# TASK OBJECTIVE:
Give the listing again character for character, but drop the images.

# STORED DATA:

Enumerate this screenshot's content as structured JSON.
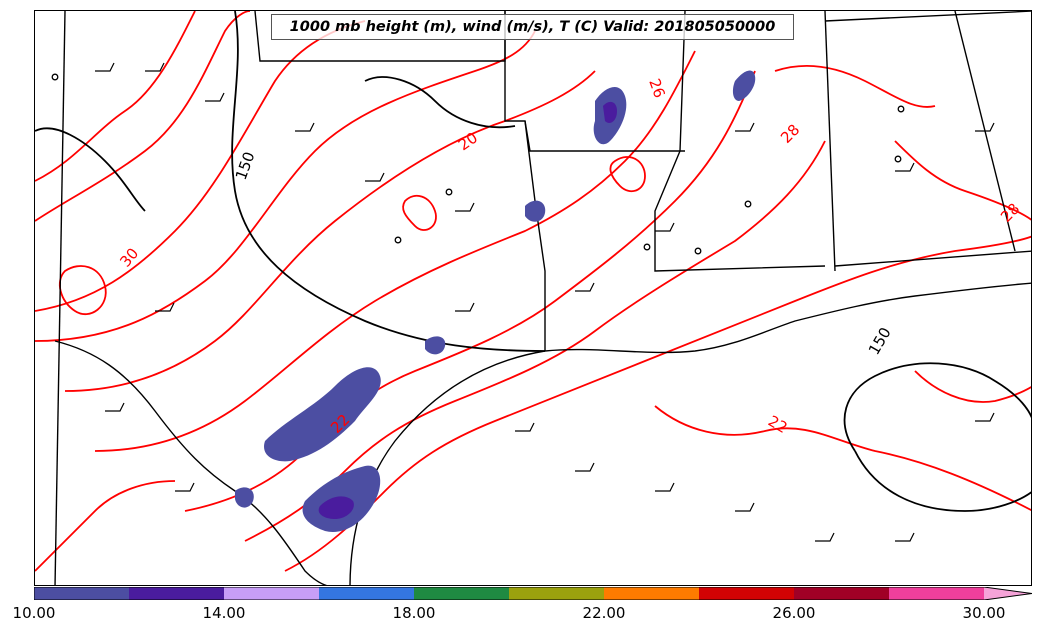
{
  "title": "1000 mb height (m), wind (m/s), T (C) Valid: 201805050000",
  "contour_labels": {
    "height": [
      "150",
      "150"
    ],
    "temperature": [
      "20",
      "26",
      "28",
      "28",
      "30",
      "22",
      "22"
    ]
  },
  "colorbar": {
    "colors": [
      "#4c4ea2",
      "#4a1c9e",
      "#c79ef7",
      "#3476e1",
      "#1f8a42",
      "#9ba20e",
      "#fe7b00",
      "#d20204",
      "#a00026",
      "#ef3f9c",
      "#f5a3d8"
    ],
    "tick_labels": [
      "10.00",
      "14.00",
      "18.00",
      "22.00",
      "26.00",
      "30.00"
    ],
    "range": [
      10,
      31
    ],
    "extend": "max"
  },
  "colors": {
    "temperature_contour": "#ff0000",
    "height_contour": "#000000",
    "wind_barb": "#000000",
    "state_border": "#000000"
  }
}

# FULL SOLUTION:
Enumerate this screenshot's content as structured JSON.
{
  "title": "1000 mb height (m), wind (m/s), T (C) Valid: 201805050000",
  "contour_labels": {
    "height": [
      "150",
      "150"
    ],
    "temperature": [
      "20",
      "26",
      "28",
      "28",
      "30",
      "22",
      "22"
    ]
  },
  "colorbar": {
    "colors": [
      "#4c4ea2",
      "#4a1c9e",
      "#c79ef7",
      "#3476e1",
      "#1f8a42",
      "#9ba20e",
      "#fe7b00",
      "#d20204",
      "#a00026",
      "#ef3f9c",
      "#f5a3d8"
    ],
    "tick_labels": [
      "10.00",
      "14.00",
      "18.00",
      "22.00",
      "26.00",
      "30.00"
    ],
    "range": [
      10,
      31
    ],
    "extend": "max"
  },
  "colors": {
    "temperature_contour": "#ff0000",
    "height_contour": "#000000",
    "wind_barb": "#000000",
    "state_border": "#000000"
  }
}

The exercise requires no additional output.